- Task to carry out
Output these lines exactly as they appear, starting at the line with "legend-label: 年線 [352, 6, 376, 21]" and continuing up to and including the line with "volume-bar [618, 495, 624, 499]".

(Data records)
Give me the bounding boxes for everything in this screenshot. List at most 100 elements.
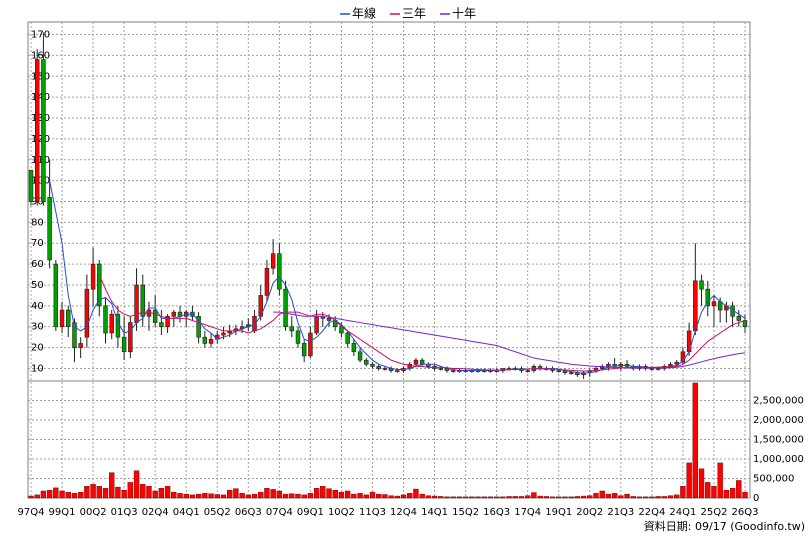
legend-label: 年線 [352, 6, 376, 21]
volume-bar [357, 493, 363, 499]
volume-bar [152, 490, 158, 499]
y-tick-label: 80 [31, 217, 44, 228]
volume-bar [46, 490, 53, 499]
volume-bar [692, 382, 699, 499]
candle-body [134, 284, 139, 323]
candle-body [364, 359, 369, 365]
candle-body [140, 284, 145, 317]
volume-bar [655, 496, 661, 499]
volume-bar [140, 484, 146, 499]
x-tick-label: 19Q1 [545, 507, 572, 518]
y-tick-label: 110 [31, 155, 50, 166]
volume-bar [220, 494, 227, 499]
volume-bar [202, 493, 208, 499]
candle-body [370, 364, 375, 367]
volume-bar [376, 493, 382, 499]
candle-body [41, 59, 46, 202]
x-tick-label: 04Q1 [173, 507, 200, 518]
volume-bar [624, 493, 630, 499]
y-tick-label: 150 [31, 71, 50, 82]
y-tick-label: 1,000,000 [753, 454, 804, 465]
volume-bar [282, 493, 289, 499]
volume-bar [189, 494, 196, 499]
candle-body [270, 253, 276, 269]
volume-bar [587, 495, 593, 499]
volume-bar [736, 480, 742, 499]
volume-bar [556, 496, 562, 499]
volume-bar [593, 493, 599, 499]
candle-body [171, 311, 177, 317]
volume-bar [164, 486, 171, 499]
candle-body [221, 332, 226, 336]
x-tick-label: 10Q2 [328, 507, 355, 518]
candle-body [202, 336, 208, 344]
volume-bar [549, 496, 556, 499]
x-tick-label: 01Q3 [111, 507, 138, 518]
volume-bar [438, 496, 444, 499]
volume-bar [382, 494, 388, 499]
volume-bar [729, 488, 736, 499]
volume-bar [568, 496, 574, 499]
volume-bar [618, 495, 624, 499]
volume-bar [208, 493, 214, 499]
candle-body [152, 309, 158, 323]
candle-body [47, 197, 52, 261]
volume-bar [431, 495, 438, 499]
volume-bar [40, 490, 47, 499]
volume-bar [102, 488, 109, 499]
candle-body [103, 305, 108, 334]
y-tick-label: 10 [31, 363, 44, 374]
volume-bar [177, 493, 183, 499]
volume-bar [251, 493, 258, 499]
candle-body [736, 315, 742, 321]
candle-body [59, 309, 65, 328]
x-tick-label: 26Q3 [732, 507, 759, 518]
volume-bar [450, 496, 456, 499]
candle-body [376, 366, 381, 369]
volume-bar [723, 490, 730, 499]
volume-bar [680, 486, 686, 499]
volume-bar [630, 496, 636, 499]
legend-label: 十年 [452, 7, 476, 21]
y-tick-label: 30 [31, 322, 44, 333]
volume-bar [214, 494, 220, 499]
volume-bar [531, 492, 537, 499]
volume-bar [53, 487, 59, 499]
x-tick-label: 24Q1 [669, 507, 696, 518]
volume-bar [394, 495, 400, 499]
volume-bar [171, 491, 177, 499]
footer: 資料日期: 09/17 (Goodinfo.tw) [644, 519, 805, 533]
volume-bar [481, 496, 487, 499]
candle-body [165, 315, 170, 328]
volume-bar [667, 495, 674, 499]
x-tick-label: 14Q1 [421, 507, 448, 518]
volume-bar [525, 495, 531, 499]
y-tick-label: 40 [31, 301, 44, 312]
volume-bar [518, 496, 525, 499]
volume-bar [425, 495, 432, 499]
volume-bar [363, 494, 369, 499]
x-tick-label: 22Q4 [638, 507, 665, 518]
y-tick-label: 120 [31, 134, 50, 145]
x-tick-label: 07Q4 [266, 507, 293, 518]
volume-bar [537, 495, 543, 499]
volume-bar [649, 496, 655, 499]
volume-bar [698, 468, 705, 499]
candle-body [680, 351, 686, 363]
volume-bar [301, 494, 307, 499]
volume-bar [344, 490, 351, 499]
volume-bar [326, 488, 332, 499]
volume-bar [636, 496, 643, 499]
volume-bar [338, 491, 345, 499]
candle-body [314, 315, 319, 334]
candle-body [72, 322, 77, 348]
volume-bar [580, 495, 587, 499]
volume-bar [233, 488, 239, 499]
x-tick-label: 20Q2 [576, 507, 603, 518]
volume-bar [469, 496, 475, 499]
y-tick-label: 20 [31, 343, 44, 354]
candle-body [78, 343, 83, 348]
volume-bar [686, 462, 692, 499]
x-tick-label: 00Q2 [80, 507, 107, 518]
volume-bar [642, 496, 649, 499]
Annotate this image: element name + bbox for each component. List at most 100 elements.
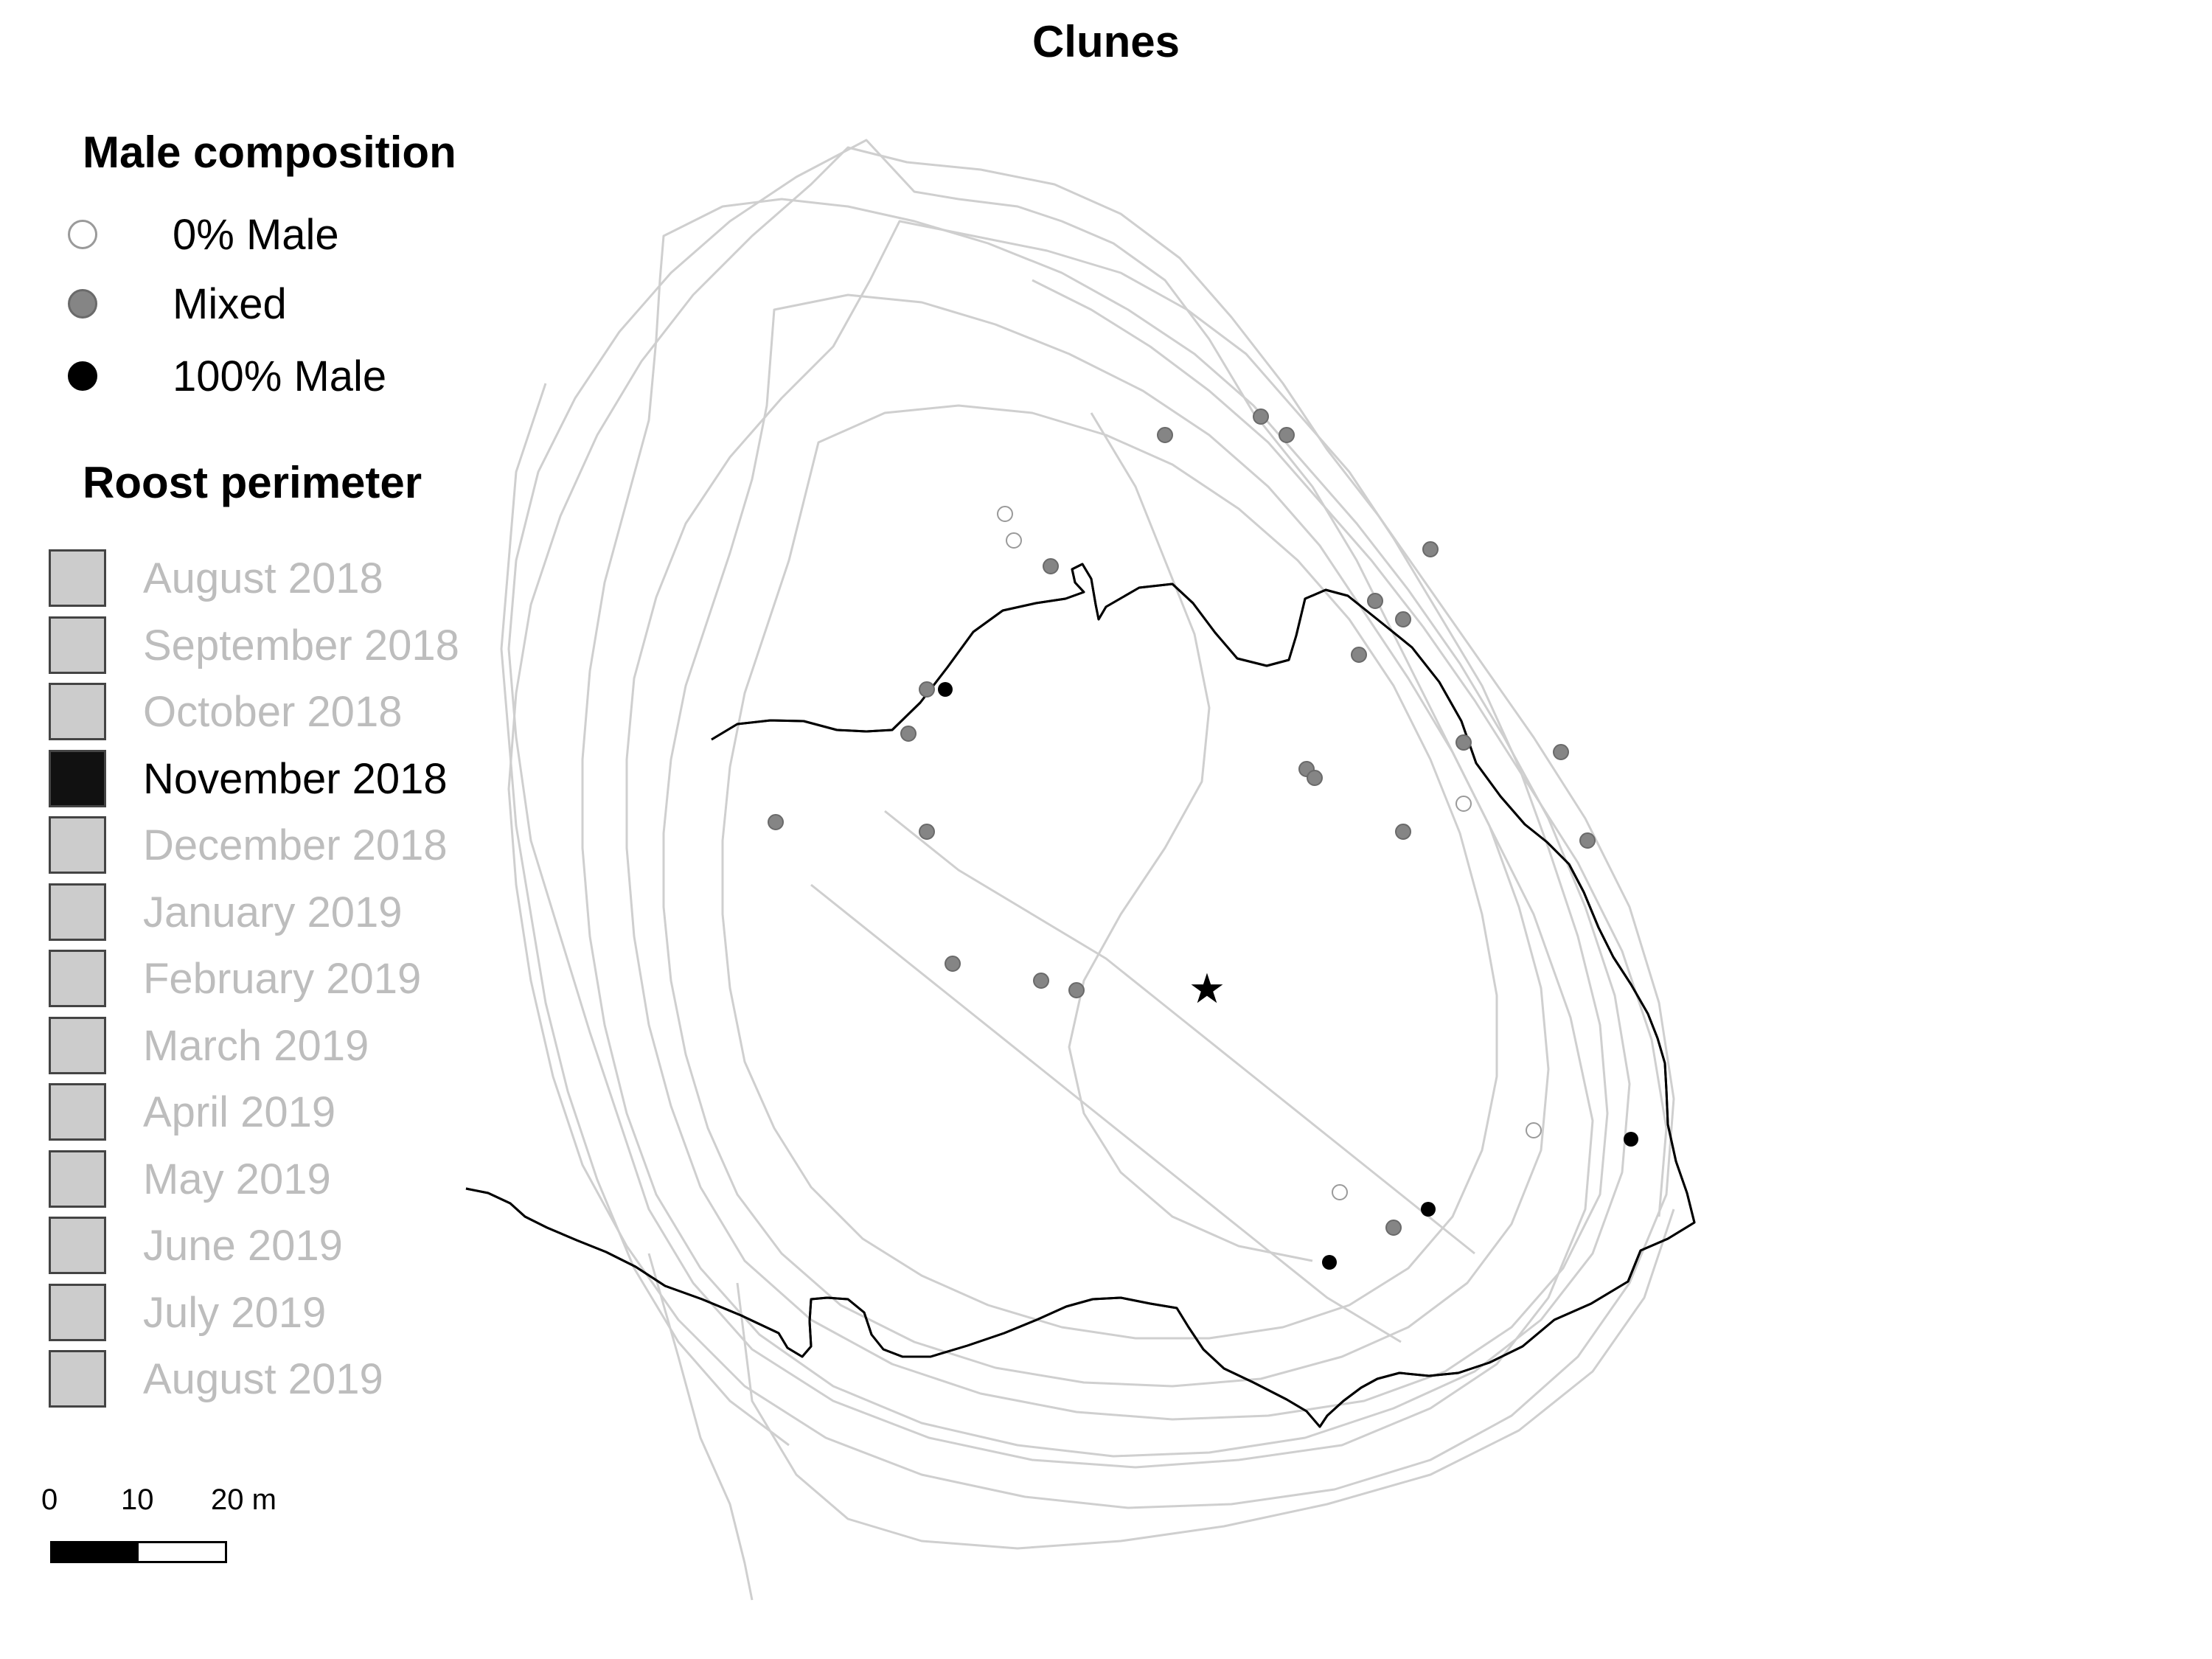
perimeter-line <box>662 293 1550 1388</box>
perimeter-legend-item: April 2019 <box>49 1082 335 1141</box>
perimeter-swatch-icon <box>49 816 106 874</box>
roost-point-mixed <box>1395 824 1411 840</box>
roost-point-mixed <box>1351 647 1367 663</box>
active-perimeter-main <box>465 563 1696 1428</box>
scale-bar-white-segment <box>139 1543 225 1561</box>
roost-point-mixed <box>919 681 935 698</box>
perimeter-line <box>647 1253 754 1601</box>
perimeter-legend-title: Roost perimeter <box>83 458 422 507</box>
composition-dot-icon <box>68 289 97 319</box>
scale-label-10: 10 <box>121 1484 154 1516</box>
composition-legend-label: 0% Male <box>173 210 339 259</box>
roost-point-mixed <box>945 956 961 972</box>
scale-bar-black-segment <box>52 1543 139 1561</box>
perimeter-legend-label: February 2019 <box>143 954 422 1003</box>
perimeter-legend-label: August 2019 <box>143 1354 383 1403</box>
perimeter-swatch-icon <box>49 1284 106 1341</box>
perimeter-legend-item: May 2019 <box>49 1150 331 1208</box>
roost-point-mixed <box>1033 973 1049 989</box>
roost-point-mixed <box>1395 611 1411 627</box>
perimeter-line <box>507 146 1675 1509</box>
composition-legend-label: Mixed <box>173 279 287 328</box>
perimeter-line <box>736 1208 1675 1550</box>
perimeter-line <box>581 198 1631 1458</box>
roost-point-100-male <box>938 682 953 697</box>
perimeter-legend-label: June 2019 <box>143 1221 343 1270</box>
roost-point-mixed <box>1367 593 1383 609</box>
perimeter-legend-label: May 2019 <box>143 1155 331 1203</box>
roost-point-mixed <box>919 824 935 840</box>
roost-point-mixed <box>1068 982 1085 998</box>
roost-point-0-male <box>1332 1184 1348 1200</box>
perimeter-legend-item: October 2018 <box>49 682 402 741</box>
perimeter-swatch-icon <box>49 1217 106 1274</box>
perimeter-legend-item: July 2019 <box>49 1283 326 1342</box>
perimeter-swatch-icon <box>49 1083 106 1141</box>
roost-point-0-male <box>1006 532 1022 549</box>
perimeter-swatch-icon <box>49 750 106 807</box>
roost-point-mixed <box>1455 734 1472 751</box>
composition-legend-title: Male composition <box>83 128 456 177</box>
perimeter-line <box>625 220 1609 1421</box>
composition-legend-item: Mixed <box>68 274 287 333</box>
perimeter-legend-label: October 2018 <box>143 687 403 736</box>
perimeter-swatch-icon <box>49 883 106 941</box>
perimeter-legend-label: November 2018 <box>143 754 448 803</box>
roost-points <box>768 408 1638 1270</box>
roost-point-0-male <box>997 506 1013 522</box>
perimeter-legend-item: January 2019 <box>49 883 402 942</box>
perimeter-legend-item: February 2019 <box>49 949 421 1008</box>
roost-point-100-male <box>1421 1202 1436 1217</box>
perimeter-legend-label: December 2018 <box>143 821 448 869</box>
composition-legend-label: 100% Male <box>173 352 387 400</box>
perimeter-line <box>1032 279 1668 1217</box>
perimeter-legend-item: September 2018 <box>49 616 459 675</box>
perimeter-line <box>884 810 1475 1255</box>
perimeter-legend-label: July 2019 <box>143 1288 327 1337</box>
inactive-perimeters <box>500 139 1675 1601</box>
roost-point-mixed <box>1579 832 1596 849</box>
perimeter-swatch-icon <box>49 1017 106 1074</box>
perimeter-line <box>810 883 1402 1343</box>
roost-point-mixed <box>900 726 917 742</box>
perimeter-line <box>507 139 1594 1469</box>
perimeter-legend-item: August 2018 <box>49 549 383 608</box>
roost-point-0-male <box>1526 1122 1542 1138</box>
perimeter-legend-label: April 2019 <box>143 1088 336 1136</box>
perimeter-line <box>721 404 1498 1340</box>
roost-point-0-male <box>1455 796 1472 812</box>
perimeter-legend-label: August 2018 <box>143 554 383 602</box>
composition-legend-item: 0% Male <box>68 205 339 264</box>
roost-point-mixed <box>1422 541 1439 557</box>
star-icon: ★ <box>1189 965 1225 1013</box>
perimeter-legend-label: January 2019 <box>143 888 403 936</box>
scale-label-20: 20 m <box>211 1484 276 1516</box>
perimeter-line <box>500 383 790 1447</box>
roost-point-mixed <box>1553 744 1569 760</box>
roost-point-100-male <box>1322 1255 1337 1270</box>
perimeter-legend-item: November 2018 <box>49 749 448 808</box>
roost-point-mixed <box>1157 427 1173 443</box>
perimeter-legend-label: September 2018 <box>143 621 459 669</box>
perimeter-legend-item: March 2019 <box>49 1016 369 1075</box>
perimeter-swatch-icon <box>49 1150 106 1208</box>
perimeter-swatch-icon <box>49 1350 106 1408</box>
scale-bar <box>50 1541 227 1563</box>
composition-legend-item: 100% Male <box>68 347 386 406</box>
perimeter-swatch-icon <box>49 683 106 740</box>
roost-point-mixed <box>1043 558 1059 574</box>
perimeter-legend-item: December 2018 <box>49 815 448 874</box>
perimeter-swatch-icon <box>49 616 106 674</box>
composition-dot-icon <box>68 220 97 249</box>
roost-point-mixed <box>768 814 784 830</box>
perimeter-legend-label: March 2019 <box>143 1021 369 1070</box>
perimeter-legend-item: August 2019 <box>49 1349 383 1408</box>
composition-dot-icon <box>68 361 97 391</box>
map-title: Clunes <box>1032 17 1180 66</box>
roost-point-mixed <box>1253 408 1269 425</box>
roost-point-mixed <box>1385 1220 1402 1236</box>
scale-label-0: 0 <box>41 1484 58 1516</box>
perimeter-legend-item: June 2019 <box>49 1216 343 1275</box>
roost-point-mixed <box>1307 770 1323 786</box>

- Task output
legend-label: 年線 [352, 6, 376, 21]
volume-bar [357, 493, 363, 499]
volume-bar [152, 490, 158, 499]
y-tick-label: 80 [31, 217, 44, 228]
volume-bar [46, 490, 53, 499]
volume-bar [692, 382, 699, 499]
candle-body [134, 284, 139, 323]
candle-body [364, 359, 369, 365]
candle-body [140, 284, 145, 317]
volume-bar [655, 496, 661, 499]
volume-bar [140, 484, 146, 499]
x-tick-label: 19Q1 [545, 507, 572, 518]
y-tick-label: 110 [31, 155, 50, 166]
volume-bar [220, 494, 227, 499]
volume-bar [202, 493, 208, 499]
candle-body [370, 364, 375, 367]
volume-bar [376, 493, 382, 499]
candle-body [41, 59, 46, 202]
x-tick-label: 04Q1 [173, 507, 200, 518]
volume-bar [624, 493, 630, 499]
y-tick-label: 150 [31, 71, 50, 82]
y-tick-label: 1,000,000 [753, 454, 804, 465]
volume-bar [282, 493, 289, 499]
volume-bar [189, 494, 196, 499]
candle-body [270, 253, 276, 269]
volume-bar [587, 495, 593, 499]
volume-bar [736, 480, 742, 499]
volume-bar [556, 496, 562, 499]
volume-bar [593, 493, 599, 499]
candle-body [171, 311, 177, 317]
volume-bar [164, 486, 171, 499]
candle-body [221, 332, 226, 336]
x-tick-label: 10Q2 [328, 507, 355, 518]
candle-body [202, 336, 208, 344]
volume-bar [549, 496, 556, 499]
x-tick-label: 01Q3 [111, 507, 138, 518]
volume-bar [438, 496, 444, 499]
volume-bar [382, 494, 388, 499]
volume-bar [729, 488, 736, 499]
volume-bar [568, 496, 574, 499]
volume-bar [618, 495, 624, 499]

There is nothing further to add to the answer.